→ **DATA ROWS**:
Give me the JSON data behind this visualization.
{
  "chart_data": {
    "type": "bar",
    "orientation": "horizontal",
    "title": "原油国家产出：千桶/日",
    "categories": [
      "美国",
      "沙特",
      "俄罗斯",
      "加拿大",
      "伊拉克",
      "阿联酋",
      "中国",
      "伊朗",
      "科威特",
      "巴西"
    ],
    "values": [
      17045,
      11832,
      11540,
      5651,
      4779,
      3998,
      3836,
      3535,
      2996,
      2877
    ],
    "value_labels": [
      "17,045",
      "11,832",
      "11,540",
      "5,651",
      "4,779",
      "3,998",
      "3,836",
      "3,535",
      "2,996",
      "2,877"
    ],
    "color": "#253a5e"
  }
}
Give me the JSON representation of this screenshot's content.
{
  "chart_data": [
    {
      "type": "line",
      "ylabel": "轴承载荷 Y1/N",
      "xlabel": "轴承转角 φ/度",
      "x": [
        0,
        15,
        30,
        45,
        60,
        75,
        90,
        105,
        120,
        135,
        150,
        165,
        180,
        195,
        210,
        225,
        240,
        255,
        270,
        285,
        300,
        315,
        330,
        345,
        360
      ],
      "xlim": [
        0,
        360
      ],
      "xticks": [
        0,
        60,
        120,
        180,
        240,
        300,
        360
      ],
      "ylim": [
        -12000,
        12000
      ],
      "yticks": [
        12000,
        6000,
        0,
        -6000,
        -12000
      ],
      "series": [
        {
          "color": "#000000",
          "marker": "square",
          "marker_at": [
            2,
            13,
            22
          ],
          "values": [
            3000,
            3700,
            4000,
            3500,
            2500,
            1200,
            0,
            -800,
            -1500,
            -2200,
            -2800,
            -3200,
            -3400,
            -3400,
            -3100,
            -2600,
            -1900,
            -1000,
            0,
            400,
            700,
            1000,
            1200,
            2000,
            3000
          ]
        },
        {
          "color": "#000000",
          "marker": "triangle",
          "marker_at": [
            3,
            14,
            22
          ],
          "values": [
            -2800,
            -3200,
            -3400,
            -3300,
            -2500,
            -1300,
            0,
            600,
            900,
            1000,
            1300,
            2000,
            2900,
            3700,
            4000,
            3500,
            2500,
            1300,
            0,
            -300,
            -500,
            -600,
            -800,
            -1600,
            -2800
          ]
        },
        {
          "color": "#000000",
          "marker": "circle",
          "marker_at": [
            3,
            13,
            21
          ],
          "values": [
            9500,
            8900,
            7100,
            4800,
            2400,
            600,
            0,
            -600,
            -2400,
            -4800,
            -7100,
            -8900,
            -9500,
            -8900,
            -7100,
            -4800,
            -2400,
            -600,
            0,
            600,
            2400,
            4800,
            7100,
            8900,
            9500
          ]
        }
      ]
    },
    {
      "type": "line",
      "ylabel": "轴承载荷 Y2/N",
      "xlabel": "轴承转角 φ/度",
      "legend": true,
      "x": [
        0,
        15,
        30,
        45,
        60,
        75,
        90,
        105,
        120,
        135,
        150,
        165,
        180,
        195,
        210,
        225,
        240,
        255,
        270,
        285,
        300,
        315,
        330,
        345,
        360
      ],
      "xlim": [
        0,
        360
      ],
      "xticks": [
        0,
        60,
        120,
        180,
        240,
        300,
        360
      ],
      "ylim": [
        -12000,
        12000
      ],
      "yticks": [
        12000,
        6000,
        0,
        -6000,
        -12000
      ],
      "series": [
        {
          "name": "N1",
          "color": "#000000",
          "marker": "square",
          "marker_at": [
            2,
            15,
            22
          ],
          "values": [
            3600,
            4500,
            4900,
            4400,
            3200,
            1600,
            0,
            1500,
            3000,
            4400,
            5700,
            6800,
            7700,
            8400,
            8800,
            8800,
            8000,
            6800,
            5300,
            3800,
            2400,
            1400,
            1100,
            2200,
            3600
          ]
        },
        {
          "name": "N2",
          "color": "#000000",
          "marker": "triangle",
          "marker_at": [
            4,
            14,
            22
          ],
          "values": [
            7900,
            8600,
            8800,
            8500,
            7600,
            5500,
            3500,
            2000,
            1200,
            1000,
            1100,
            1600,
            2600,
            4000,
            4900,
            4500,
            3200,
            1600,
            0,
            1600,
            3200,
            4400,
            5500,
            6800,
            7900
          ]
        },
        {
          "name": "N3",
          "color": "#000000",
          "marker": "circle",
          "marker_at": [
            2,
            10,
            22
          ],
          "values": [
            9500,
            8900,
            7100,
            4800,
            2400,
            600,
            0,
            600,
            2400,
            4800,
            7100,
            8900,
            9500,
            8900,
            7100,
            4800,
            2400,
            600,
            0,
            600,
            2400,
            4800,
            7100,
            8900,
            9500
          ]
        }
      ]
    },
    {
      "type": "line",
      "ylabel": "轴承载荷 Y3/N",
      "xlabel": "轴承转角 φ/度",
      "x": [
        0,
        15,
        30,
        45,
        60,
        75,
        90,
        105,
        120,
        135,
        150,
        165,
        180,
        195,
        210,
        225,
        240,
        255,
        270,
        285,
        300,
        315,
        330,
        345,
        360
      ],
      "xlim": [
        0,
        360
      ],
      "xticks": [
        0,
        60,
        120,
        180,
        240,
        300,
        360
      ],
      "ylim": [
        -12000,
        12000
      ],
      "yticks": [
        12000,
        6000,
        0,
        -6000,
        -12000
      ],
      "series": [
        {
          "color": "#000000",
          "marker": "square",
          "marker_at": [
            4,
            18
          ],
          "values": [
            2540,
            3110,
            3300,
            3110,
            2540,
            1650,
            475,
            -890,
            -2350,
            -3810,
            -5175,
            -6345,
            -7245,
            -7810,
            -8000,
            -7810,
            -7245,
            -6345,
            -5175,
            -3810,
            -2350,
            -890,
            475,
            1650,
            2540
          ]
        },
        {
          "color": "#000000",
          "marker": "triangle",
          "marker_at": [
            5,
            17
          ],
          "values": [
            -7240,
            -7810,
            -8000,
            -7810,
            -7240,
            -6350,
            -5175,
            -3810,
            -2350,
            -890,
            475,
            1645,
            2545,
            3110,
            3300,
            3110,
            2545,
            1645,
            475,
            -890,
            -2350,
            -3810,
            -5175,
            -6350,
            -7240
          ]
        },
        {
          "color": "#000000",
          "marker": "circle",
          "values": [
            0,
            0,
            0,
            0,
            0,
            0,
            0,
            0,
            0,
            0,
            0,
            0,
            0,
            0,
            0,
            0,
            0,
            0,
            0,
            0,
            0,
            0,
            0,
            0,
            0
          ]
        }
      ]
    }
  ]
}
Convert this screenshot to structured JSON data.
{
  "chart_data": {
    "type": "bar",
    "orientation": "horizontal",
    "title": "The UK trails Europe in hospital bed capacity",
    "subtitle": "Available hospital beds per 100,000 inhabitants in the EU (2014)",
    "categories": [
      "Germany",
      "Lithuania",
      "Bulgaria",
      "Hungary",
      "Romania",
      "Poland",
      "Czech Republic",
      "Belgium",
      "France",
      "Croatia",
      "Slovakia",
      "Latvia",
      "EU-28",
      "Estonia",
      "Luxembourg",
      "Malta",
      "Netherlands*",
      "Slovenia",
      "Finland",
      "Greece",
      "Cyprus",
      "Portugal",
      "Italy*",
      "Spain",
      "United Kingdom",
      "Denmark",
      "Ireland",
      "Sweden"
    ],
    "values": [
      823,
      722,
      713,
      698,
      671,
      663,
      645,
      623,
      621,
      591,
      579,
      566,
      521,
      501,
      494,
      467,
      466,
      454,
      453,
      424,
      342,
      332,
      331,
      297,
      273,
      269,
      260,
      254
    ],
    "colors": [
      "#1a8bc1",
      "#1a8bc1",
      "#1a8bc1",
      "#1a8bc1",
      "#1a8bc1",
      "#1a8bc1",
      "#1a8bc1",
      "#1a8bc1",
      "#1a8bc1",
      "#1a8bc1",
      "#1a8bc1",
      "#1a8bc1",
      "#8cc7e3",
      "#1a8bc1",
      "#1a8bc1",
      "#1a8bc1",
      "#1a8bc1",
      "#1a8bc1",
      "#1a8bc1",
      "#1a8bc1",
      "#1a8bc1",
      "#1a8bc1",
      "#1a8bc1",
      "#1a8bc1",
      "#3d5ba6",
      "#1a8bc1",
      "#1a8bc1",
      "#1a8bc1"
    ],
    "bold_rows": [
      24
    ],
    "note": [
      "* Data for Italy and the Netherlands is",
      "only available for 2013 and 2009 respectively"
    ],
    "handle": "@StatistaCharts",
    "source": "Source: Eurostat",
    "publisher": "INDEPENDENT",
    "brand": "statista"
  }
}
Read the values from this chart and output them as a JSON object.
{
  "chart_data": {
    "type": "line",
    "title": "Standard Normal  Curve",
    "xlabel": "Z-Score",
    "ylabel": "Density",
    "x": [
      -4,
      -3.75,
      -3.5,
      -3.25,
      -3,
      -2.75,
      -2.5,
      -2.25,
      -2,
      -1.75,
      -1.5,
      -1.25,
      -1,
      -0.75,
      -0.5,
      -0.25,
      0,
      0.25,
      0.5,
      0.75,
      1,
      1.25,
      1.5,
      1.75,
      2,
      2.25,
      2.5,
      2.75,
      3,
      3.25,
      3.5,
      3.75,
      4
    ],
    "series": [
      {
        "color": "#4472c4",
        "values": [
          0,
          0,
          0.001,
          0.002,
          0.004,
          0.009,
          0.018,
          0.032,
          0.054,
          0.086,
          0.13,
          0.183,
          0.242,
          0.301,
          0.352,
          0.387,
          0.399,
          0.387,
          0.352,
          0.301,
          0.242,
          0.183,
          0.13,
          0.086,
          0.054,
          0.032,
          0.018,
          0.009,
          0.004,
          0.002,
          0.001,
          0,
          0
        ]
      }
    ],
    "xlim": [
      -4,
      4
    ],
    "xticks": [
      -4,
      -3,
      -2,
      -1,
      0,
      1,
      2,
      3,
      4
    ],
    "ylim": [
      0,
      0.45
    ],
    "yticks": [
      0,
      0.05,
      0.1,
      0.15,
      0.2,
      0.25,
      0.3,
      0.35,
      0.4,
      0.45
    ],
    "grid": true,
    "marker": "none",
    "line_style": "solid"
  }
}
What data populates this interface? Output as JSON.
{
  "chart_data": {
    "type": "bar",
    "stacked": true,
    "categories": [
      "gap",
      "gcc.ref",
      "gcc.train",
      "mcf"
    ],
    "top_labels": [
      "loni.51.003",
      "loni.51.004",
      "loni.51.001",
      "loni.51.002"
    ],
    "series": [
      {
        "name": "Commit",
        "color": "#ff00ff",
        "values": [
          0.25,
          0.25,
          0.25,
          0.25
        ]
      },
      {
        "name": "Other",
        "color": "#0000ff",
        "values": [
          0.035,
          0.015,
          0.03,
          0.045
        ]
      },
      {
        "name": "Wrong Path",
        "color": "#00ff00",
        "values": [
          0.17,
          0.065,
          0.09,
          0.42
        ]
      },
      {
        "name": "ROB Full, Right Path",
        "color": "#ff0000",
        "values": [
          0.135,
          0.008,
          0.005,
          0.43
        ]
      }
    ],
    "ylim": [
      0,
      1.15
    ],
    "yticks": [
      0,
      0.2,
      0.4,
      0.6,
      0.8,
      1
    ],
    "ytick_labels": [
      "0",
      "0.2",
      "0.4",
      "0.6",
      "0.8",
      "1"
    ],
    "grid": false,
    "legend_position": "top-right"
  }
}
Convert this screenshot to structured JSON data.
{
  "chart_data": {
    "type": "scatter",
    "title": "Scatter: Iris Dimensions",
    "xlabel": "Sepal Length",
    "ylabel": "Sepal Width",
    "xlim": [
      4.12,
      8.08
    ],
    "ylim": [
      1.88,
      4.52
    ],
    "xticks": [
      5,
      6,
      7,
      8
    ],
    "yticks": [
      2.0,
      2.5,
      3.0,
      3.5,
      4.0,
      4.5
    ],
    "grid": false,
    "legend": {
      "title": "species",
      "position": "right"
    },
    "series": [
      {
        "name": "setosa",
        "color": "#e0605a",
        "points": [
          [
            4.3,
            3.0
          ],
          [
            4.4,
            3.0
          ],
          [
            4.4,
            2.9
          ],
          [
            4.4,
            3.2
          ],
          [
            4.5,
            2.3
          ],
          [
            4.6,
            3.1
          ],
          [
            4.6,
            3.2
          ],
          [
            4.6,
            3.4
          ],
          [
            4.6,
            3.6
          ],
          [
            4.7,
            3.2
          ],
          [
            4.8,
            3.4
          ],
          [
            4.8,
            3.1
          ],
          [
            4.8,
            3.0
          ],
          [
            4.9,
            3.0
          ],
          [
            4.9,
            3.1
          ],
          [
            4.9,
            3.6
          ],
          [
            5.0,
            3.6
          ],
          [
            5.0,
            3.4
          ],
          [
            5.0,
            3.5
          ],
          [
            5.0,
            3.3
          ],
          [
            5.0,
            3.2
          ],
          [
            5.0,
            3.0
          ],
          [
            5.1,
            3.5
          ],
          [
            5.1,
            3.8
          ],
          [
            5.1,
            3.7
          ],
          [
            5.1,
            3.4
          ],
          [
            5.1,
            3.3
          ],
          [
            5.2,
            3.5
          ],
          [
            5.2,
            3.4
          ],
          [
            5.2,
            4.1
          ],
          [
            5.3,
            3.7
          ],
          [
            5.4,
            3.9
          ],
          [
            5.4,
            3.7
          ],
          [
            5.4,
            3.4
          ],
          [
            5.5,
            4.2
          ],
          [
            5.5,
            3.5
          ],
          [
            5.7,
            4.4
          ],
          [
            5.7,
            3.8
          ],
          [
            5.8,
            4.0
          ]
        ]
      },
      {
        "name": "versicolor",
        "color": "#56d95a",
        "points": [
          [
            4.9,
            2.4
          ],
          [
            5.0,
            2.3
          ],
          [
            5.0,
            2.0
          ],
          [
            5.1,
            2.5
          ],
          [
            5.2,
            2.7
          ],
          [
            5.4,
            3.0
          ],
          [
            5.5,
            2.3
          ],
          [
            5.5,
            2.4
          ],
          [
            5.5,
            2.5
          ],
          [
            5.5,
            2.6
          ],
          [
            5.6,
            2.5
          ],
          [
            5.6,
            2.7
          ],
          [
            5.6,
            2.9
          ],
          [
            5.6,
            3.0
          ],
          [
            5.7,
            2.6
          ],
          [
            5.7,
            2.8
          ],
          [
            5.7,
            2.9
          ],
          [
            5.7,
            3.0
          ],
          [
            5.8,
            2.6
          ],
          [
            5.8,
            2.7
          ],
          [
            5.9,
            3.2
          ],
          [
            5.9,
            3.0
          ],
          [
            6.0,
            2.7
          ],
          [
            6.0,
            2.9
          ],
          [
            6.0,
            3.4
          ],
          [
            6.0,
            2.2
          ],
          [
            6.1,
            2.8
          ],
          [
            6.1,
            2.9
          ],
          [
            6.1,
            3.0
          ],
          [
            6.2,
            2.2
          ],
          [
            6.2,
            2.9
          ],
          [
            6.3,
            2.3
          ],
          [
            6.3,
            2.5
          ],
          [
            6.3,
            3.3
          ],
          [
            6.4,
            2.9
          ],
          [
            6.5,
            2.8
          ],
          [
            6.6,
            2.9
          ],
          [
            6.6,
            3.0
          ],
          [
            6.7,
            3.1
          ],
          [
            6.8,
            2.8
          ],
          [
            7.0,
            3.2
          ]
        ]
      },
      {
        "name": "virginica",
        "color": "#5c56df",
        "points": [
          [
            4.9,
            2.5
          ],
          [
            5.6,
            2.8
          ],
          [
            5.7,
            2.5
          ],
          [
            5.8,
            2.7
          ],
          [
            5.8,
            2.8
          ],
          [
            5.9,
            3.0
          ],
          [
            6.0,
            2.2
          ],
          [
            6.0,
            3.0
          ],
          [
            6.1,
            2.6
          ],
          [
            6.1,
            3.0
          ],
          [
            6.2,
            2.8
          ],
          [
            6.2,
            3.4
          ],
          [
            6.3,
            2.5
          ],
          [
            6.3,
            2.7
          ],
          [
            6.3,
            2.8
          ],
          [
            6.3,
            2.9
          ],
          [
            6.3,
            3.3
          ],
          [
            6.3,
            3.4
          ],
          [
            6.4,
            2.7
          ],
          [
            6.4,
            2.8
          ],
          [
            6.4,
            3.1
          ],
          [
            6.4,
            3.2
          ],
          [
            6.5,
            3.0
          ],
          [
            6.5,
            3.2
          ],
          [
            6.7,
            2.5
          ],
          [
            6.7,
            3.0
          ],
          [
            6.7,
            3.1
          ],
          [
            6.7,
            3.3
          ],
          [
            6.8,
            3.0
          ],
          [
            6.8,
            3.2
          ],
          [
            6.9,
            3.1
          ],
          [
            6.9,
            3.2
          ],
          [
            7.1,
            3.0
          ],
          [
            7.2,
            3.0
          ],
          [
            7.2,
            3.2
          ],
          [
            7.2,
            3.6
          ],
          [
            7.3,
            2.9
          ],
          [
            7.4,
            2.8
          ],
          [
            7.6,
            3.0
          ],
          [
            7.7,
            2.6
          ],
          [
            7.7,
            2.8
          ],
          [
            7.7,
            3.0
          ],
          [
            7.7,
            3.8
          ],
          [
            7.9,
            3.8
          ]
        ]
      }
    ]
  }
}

→ **EXERCISE AIM**: Scan the listing above for the word "this" and show each line where it is found.

→ **SOLUTION BELOW**:
Give me the JSON data behind this visualization.
Give me the JSON representation of this screenshot's content.
Convert this screenshot to structured JSON data.
Read the values from this chart and output them as a JSON object.
What data populates this interface? Output as JSON.
Convert this screenshot to structured JSON data.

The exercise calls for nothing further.